--- begin ---

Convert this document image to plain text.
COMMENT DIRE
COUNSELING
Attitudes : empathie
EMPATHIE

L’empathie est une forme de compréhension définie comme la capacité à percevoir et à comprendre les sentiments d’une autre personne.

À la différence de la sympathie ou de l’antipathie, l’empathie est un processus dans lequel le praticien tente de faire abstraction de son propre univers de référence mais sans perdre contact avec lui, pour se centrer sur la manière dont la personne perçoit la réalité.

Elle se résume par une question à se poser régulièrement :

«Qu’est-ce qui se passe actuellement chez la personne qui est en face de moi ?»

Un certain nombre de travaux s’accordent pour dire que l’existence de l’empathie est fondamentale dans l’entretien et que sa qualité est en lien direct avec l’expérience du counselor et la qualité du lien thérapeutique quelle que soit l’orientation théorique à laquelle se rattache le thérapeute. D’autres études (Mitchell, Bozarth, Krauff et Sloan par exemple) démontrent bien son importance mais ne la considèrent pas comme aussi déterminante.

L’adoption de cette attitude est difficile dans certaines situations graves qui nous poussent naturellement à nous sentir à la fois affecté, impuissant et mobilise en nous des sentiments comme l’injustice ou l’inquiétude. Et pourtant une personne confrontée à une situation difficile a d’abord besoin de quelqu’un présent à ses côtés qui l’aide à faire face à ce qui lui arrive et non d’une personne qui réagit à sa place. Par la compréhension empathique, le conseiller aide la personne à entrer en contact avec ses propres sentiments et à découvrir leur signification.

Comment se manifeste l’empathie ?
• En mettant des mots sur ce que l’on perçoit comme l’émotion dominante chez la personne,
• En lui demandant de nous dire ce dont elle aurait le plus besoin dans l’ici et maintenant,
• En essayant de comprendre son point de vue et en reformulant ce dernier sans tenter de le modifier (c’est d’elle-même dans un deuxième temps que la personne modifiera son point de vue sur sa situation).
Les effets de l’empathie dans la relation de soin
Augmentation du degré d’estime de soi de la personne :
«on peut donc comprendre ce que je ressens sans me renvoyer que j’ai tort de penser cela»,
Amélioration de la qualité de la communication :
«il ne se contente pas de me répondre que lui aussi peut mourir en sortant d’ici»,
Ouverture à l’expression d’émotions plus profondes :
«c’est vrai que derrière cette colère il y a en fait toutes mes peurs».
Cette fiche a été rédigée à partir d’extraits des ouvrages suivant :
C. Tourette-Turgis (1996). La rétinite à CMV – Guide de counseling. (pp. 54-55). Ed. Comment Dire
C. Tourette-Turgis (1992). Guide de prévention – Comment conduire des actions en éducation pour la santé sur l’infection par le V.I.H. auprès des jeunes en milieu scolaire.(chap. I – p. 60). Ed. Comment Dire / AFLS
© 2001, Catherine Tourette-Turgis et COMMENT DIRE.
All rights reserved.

--- end ---

- [Task statement] List every line in the records above that contains the word "perçoit".

- [Answer to this exercise]
À la différence de la sympathie ou de l’antipathie, l’empathie est un processus dans lequel le praticien tente de faire abstraction de son propre univers de référence mais sans perdre contact avec lui, pour se centrer sur la manière dont la personne perçoit la réalité.
• En mettant des mots sur ce que l’on perçoit comme l’émotion dominante chez la personne,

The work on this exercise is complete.